***** 提供された文章 *****

寄稿 赤木 隆幸(日本高麗浪漫学会理事)
今年は『日本書紀』の編纂から1300年。この歴史書からは日本と高句麗との間で親密な交流があったことがわかる。この問題に詳しい日本高麗浪漫学界の赤木隆幸理事に「『日本書紀』にみえる高句麗」と題して寄稿してもらった。
「高麗」(こま)と表記
『日本書紀』は『古事記』とならんで日本でもっとも古い歴史書です。その編纂は天武天皇の時代に始まり、元正天皇の養老4年(720)に完成しました。ですから今年は『日本書紀』が完成してからちょうど1300年目になります。
『日本書紀』は全部で30巻あります。その構成は、巻第1と巻第2が「神代(かみよ)」、つまり天照大神や天孫降臨など神様の時代のことが記されています。巻第3には初代天皇の神武天皇のことが記され、そこから持統天皇の巻第30まで歴代の天皇の記事が続きます。このほか『日本書紀』30巻には系図1巻が付けられていたとされますが、散逸してしまい現在ではそれを見ることはできません。
『日本書紀』の「紀」には天子の事績を記したものという意味があります。つまり、中国なら皇帝、日本なら天皇ということになります。ただし、『日本書紀』には天皇の事績や都の出来事だけではなく、豪族や氏族、および地方や外国のことも記されています。高句麗も『日本書紀』に記される外国の一つで、『日本書紀』の中では「高麗」と表記され、「こま」と読みます。あるいは狛犬の「狛(こま)」と表記されることもあります。もちろん10世紀に建国された「高麗(こうらい)」とは別の国です。
一方で、朝鮮の歴史書『三国史記』や中国の歴史書『三国志』などでは「高句麗」と表記されています。同じ中国の歴史書でも『南斉書』や『隋書』などでは「高麗」と表記されています。
高句麗は、紀元前後から西暦668年まで朝鮮半島の北部に存在した国です。北は中国に接し、南は百済と新羅に接していました。中国吉林省集安県には広開土王(好太王)の石碑がありますが、この広開土王も高句麗王の一人です。
高句麗使が漂着
『日本書紀』の中で最初に高句麗すなわち「高麗」が出てくるのは、巻第9の神功皇后のところです。ここでは神功皇后が軍隊をひきいて朝鮮半島へ戦に出かけたと書かれていますが、これは史実ではないと考えられています。その後、応神天皇・仁徳天皇・雄略天皇などの時代にも高句麗と日本(倭)との交流があったようですが、高句麗のことが『日本書紀』に顕著に出てくるのは欽明天皇(巻第19)より後のことです。
欽明天皇6年(545)の条には、高句麗で内乱があり、高句麗の安原王が亡くなったことが記されています。これは『百済本記』という書物からの引用で、『日本書紀』の編纂にはこのような外国の資料も使われていたことがわかります。

***** データ行 *****

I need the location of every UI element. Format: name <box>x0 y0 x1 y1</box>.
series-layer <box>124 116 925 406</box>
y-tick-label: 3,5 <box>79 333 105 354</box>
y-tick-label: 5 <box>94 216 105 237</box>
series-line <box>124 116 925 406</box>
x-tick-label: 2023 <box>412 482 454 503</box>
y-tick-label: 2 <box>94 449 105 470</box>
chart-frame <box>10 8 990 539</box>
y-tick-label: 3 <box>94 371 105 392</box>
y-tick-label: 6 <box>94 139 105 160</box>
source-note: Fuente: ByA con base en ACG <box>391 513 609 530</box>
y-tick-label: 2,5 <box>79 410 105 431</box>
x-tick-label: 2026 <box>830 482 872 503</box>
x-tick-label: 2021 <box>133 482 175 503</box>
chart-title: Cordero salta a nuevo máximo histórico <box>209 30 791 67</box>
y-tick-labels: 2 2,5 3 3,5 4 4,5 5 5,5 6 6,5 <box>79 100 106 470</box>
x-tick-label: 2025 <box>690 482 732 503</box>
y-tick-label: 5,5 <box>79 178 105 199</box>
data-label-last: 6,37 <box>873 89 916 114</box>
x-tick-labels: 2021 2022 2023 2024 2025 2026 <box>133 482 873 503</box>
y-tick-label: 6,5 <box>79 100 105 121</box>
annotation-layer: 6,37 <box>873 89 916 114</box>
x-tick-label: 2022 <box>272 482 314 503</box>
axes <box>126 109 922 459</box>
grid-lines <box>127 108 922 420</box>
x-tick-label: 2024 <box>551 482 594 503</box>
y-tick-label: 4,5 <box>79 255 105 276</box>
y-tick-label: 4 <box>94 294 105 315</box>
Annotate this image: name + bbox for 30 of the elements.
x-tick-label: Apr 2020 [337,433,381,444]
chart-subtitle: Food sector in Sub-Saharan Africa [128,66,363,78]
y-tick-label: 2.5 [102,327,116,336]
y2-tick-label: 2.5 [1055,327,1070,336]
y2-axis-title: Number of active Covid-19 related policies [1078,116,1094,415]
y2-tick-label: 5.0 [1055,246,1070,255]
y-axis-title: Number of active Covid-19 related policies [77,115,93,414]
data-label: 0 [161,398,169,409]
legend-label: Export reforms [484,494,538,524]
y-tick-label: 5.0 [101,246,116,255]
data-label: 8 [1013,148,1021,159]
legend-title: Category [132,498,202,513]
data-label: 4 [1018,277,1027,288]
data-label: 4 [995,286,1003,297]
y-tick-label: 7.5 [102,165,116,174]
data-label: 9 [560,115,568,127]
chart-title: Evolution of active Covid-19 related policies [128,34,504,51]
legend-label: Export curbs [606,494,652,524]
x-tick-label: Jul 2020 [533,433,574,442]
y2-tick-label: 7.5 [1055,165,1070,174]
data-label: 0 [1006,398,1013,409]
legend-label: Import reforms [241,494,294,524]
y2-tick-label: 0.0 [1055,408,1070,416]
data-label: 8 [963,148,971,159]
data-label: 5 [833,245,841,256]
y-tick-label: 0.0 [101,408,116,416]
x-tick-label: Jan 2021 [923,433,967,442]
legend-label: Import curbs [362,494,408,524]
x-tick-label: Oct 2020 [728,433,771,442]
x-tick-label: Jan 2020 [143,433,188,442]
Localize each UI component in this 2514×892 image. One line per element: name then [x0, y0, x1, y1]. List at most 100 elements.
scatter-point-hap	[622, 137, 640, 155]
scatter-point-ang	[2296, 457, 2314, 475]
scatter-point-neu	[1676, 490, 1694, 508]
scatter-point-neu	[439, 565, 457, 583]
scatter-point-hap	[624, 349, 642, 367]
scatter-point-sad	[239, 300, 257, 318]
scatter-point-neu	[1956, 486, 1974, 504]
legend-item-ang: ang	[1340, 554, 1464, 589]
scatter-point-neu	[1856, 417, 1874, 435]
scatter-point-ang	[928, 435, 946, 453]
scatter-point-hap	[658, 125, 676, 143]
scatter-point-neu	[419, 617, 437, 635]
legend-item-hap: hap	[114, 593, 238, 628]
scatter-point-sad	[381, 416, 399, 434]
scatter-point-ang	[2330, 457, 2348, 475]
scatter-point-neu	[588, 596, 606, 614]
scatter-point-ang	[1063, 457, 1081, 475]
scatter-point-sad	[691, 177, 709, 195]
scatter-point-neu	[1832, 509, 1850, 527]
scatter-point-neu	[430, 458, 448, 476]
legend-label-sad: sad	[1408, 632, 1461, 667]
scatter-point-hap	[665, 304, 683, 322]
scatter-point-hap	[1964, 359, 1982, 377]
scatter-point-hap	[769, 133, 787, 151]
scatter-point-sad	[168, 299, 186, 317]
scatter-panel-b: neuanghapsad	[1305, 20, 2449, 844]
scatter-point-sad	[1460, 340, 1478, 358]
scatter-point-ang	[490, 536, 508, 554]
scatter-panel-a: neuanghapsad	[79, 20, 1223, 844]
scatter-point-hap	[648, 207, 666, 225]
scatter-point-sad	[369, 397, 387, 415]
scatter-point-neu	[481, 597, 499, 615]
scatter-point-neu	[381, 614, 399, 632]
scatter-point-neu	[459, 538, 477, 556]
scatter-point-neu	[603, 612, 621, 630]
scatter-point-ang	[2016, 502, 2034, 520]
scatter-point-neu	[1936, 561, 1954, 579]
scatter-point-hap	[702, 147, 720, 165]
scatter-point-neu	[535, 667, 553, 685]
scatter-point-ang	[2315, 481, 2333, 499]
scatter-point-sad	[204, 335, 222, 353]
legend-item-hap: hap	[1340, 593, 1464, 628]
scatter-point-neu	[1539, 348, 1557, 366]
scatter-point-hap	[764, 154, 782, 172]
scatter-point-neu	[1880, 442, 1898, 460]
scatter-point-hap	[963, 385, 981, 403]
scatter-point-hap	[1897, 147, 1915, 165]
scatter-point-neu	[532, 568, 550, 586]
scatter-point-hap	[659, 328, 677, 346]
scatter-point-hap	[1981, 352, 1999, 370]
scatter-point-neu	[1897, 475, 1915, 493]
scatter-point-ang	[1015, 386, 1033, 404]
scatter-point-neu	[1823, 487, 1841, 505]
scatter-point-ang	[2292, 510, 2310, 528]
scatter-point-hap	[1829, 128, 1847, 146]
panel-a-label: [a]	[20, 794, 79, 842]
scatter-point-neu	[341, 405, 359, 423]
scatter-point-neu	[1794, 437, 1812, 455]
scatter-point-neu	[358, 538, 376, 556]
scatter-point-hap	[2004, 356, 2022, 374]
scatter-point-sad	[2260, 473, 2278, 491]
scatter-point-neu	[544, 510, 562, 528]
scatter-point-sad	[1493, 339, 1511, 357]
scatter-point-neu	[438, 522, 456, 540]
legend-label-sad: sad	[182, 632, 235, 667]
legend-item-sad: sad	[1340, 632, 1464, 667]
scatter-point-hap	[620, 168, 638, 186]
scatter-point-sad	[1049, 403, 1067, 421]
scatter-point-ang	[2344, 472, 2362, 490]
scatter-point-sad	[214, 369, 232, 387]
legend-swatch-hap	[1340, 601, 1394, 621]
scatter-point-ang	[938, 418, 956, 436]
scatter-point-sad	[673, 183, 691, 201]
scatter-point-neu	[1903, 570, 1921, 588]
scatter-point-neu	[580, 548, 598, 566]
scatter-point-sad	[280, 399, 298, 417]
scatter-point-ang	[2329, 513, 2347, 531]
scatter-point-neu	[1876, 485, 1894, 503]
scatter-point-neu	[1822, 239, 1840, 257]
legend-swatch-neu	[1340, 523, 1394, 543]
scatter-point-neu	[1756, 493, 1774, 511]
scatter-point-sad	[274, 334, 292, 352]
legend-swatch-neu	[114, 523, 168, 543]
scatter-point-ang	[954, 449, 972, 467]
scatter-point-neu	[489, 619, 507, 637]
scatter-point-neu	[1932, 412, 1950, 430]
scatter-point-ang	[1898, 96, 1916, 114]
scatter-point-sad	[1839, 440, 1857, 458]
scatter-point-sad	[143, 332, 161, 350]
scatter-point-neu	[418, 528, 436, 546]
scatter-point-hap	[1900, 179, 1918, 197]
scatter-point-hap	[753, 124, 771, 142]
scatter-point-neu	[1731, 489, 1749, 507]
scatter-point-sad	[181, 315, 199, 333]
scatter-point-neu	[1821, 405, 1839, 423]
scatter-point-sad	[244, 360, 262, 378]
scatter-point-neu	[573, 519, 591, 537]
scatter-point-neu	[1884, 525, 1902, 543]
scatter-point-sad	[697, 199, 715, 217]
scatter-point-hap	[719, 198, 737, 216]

*****

**取り組む課題:** 上にある『日本書紀』と高句麗についての寄稿文を、最後の文の後から続けて書いてください。

**以下に解答:**
また、欽明31年(570)には高句麗から使者(高句麗使)がやってきました。高句麗使の船は風浪にあおられ海路を失って、越国(こしのくに/漂着したのは石川県と考えられる)に漂着しました。欽明天皇は越(こし)の豪族から知らせを受けると、山背国相楽郡(やましろのくにさがらかのこほり/京都府南部)に館(むろつみ)を建てて高句麗使を迎え入れました。これが相楽館(さがらかのむろつみ)と呼ばれた高句麗使のための饗応施設で、後にここは高麗寺になったということです。
この時、高句麗使の迎えには飾船(かざりぶね)という特別な船を用意し、難波津(なにわのつ/大阪府)から出航して淀川水系を遡って琵琶湖に入れ、琵琶湖の北岸まで出向いたそうです。
このあと欽明天皇が崩御されてしまったので、この高句麗使は次の敏達天皇の時に高句麗王からの親書や贈物を献上しました。その後、高句麗使が帰国する時には送使という役人を付けて高句麗まで船で送らせました。このように、この記事には高句麗使の往来のことが詳しく記されています。また、当時の日本の朝廷が高句麗を非常に重視していたことがわかります。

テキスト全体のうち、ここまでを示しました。